In the rows below, copy out word for word the lines from the line that contains "skin-swatch: [127, 395, 305, 573]" up to and including the line that contains "ad-headline: PUBLISH YOUR".

### MATERIALS PROVIDED:
####
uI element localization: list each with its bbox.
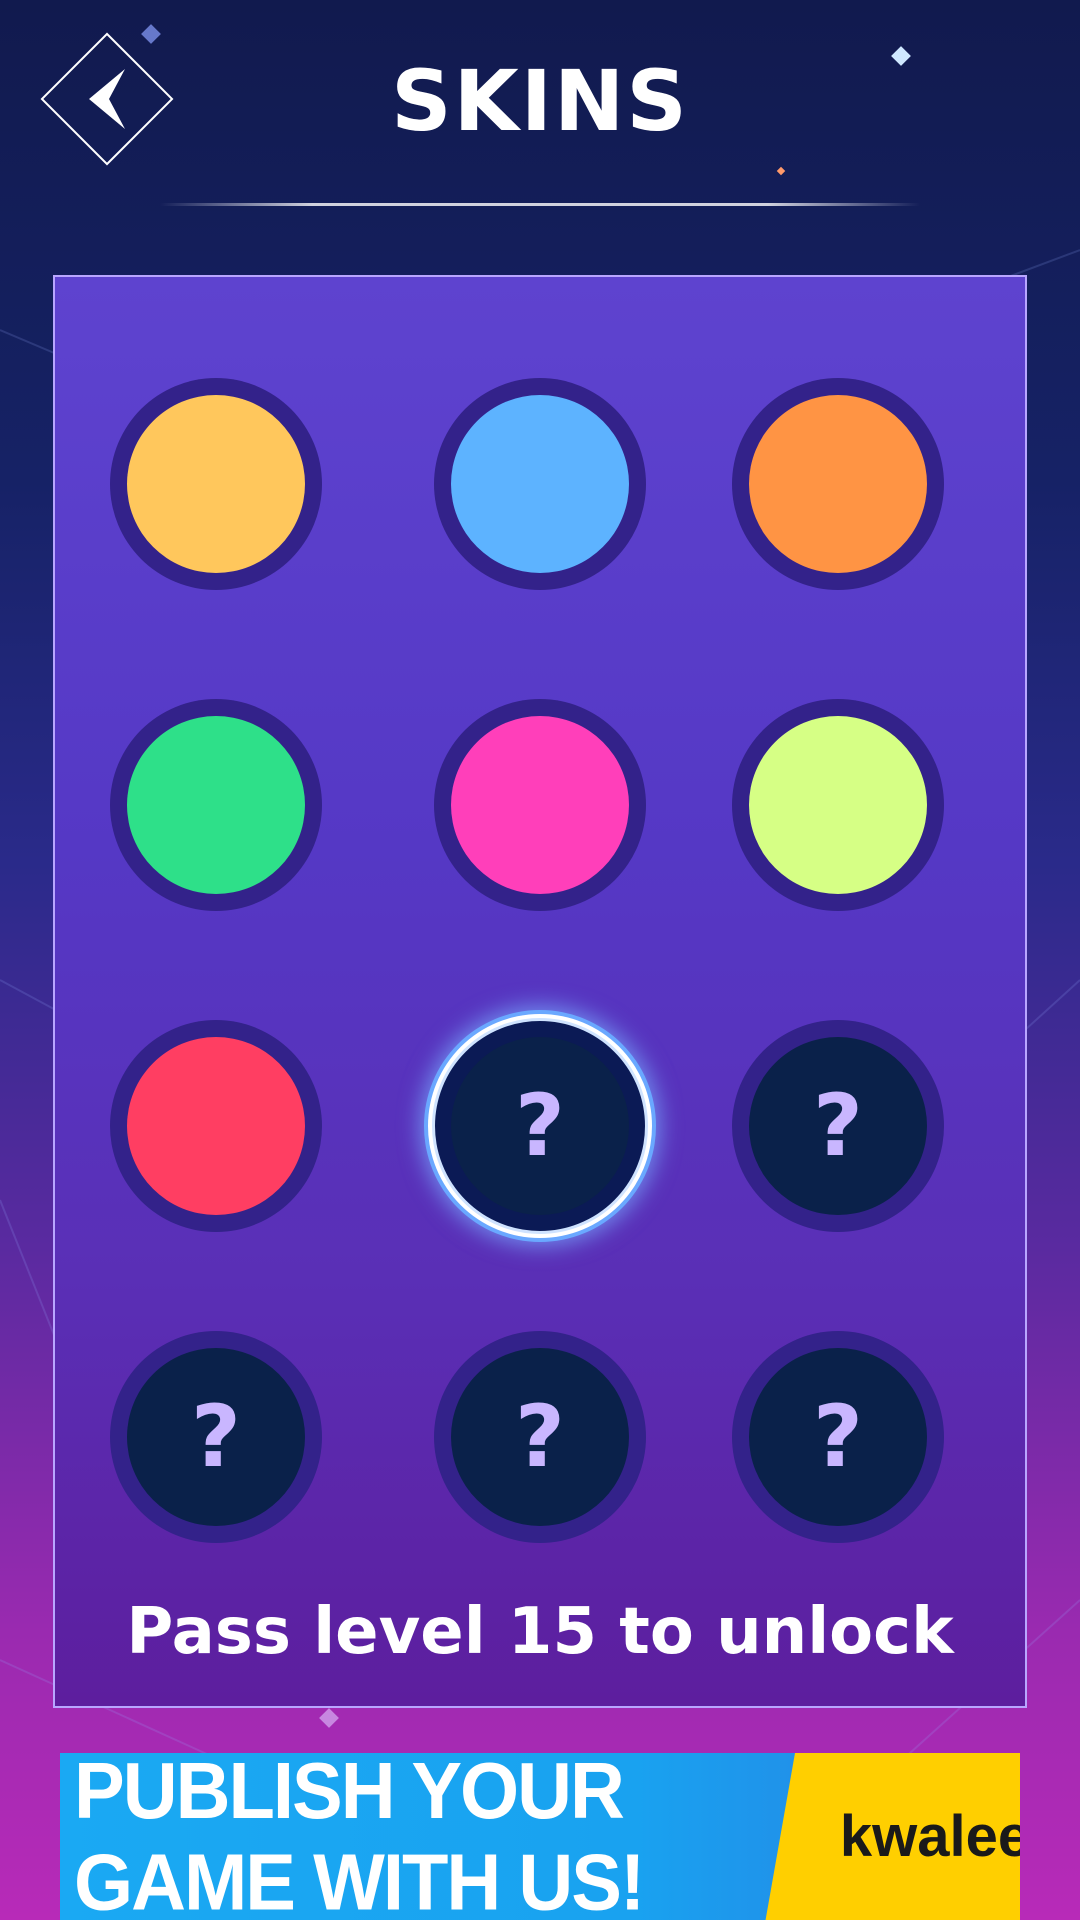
skin-swatch: [127, 395, 305, 573]
skin-slot-locked[interactable]: ?: [732, 1020, 944, 1232]
skin-slot-locked[interactable]: ?: [732, 1331, 944, 1543]
skin-swatch: [127, 1037, 305, 1215]
skin-swatch: ?: [749, 1348, 927, 1526]
skin-swatch: ?: [451, 1348, 629, 1526]
ad-headline: PUBLISH YOUR GAME WITH US!: [74, 1753, 645, 1920]
skin-slot-pink[interactable]: [434, 699, 646, 911]
skin-slot-blue[interactable]: [434, 378, 646, 590]
skin-swatch: ?: [451, 1037, 629, 1215]
question-mark-icon: ?: [813, 1076, 863, 1176]
page-title: SKINS: [391, 52, 689, 150]
question-mark-icon: ?: [191, 1387, 241, 1487]
sparkle-decoration: [776, 166, 786, 176]
skin-slot-locked[interactable]: ?: [434, 1331, 646, 1543]
skin-slot-red[interactable]: [110, 1020, 322, 1232]
skin-slot-green[interactable]: [110, 699, 322, 911]
ad-brand-logo: kwalee: [839, 1804, 1020, 1869]
unlock-message: Pass level 15 to unlock: [126, 1595, 954, 1669]
skin-swatch: [451, 716, 629, 894]
skin-slot-locked[interactable]: ?: [110, 1331, 322, 1543]
sparkle-decoration: [141, 24, 161, 44]
ad-banner[interactable]: PUBLISH YOUR GAME WITH US! kwalee: [60, 1753, 1020, 1920]
skin-slot-locked[interactable]: ?: [432, 1018, 648, 1234]
question-mark-icon: ?: [813, 1387, 863, 1487]
skin-swatch: [749, 395, 927, 573]
skin-slot-lime[interactable]: [732, 699, 944, 911]
sparkle-decoration: [319, 1708, 339, 1728]
question-mark-icon: ?: [515, 1076, 565, 1176]
skin-swatch: [451, 395, 629, 573]
question-mark-icon: ?: [515, 1387, 565, 1487]
skin-swatch: [127, 716, 305, 894]
skin-swatch: ?: [127, 1348, 305, 1526]
skin-swatch: ?: [749, 1037, 927, 1215]
skin-slot-orange[interactable]: [732, 378, 944, 590]
skin-slot-yellow[interactable]: [110, 378, 322, 590]
title-divider: [160, 203, 920, 206]
skin-swatch: [749, 716, 927, 894]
####
### ANSWER TO THE PROBLEM:
skin-swatch: [127, 395, 305, 573]
skin-slot-locked[interactable]: ?: [732, 1020, 944, 1232]
skin-slot-locked[interactable]: ?: [732, 1331, 944, 1543]
skin-swatch: [127, 1037, 305, 1215]
skin-swatch: ?: [749, 1348, 927, 1526]
skin-swatch: ?: [451, 1348, 629, 1526]
ad-headline: PUBLISH YOUR GAME WITH US!: [74, 1753, 645, 1920]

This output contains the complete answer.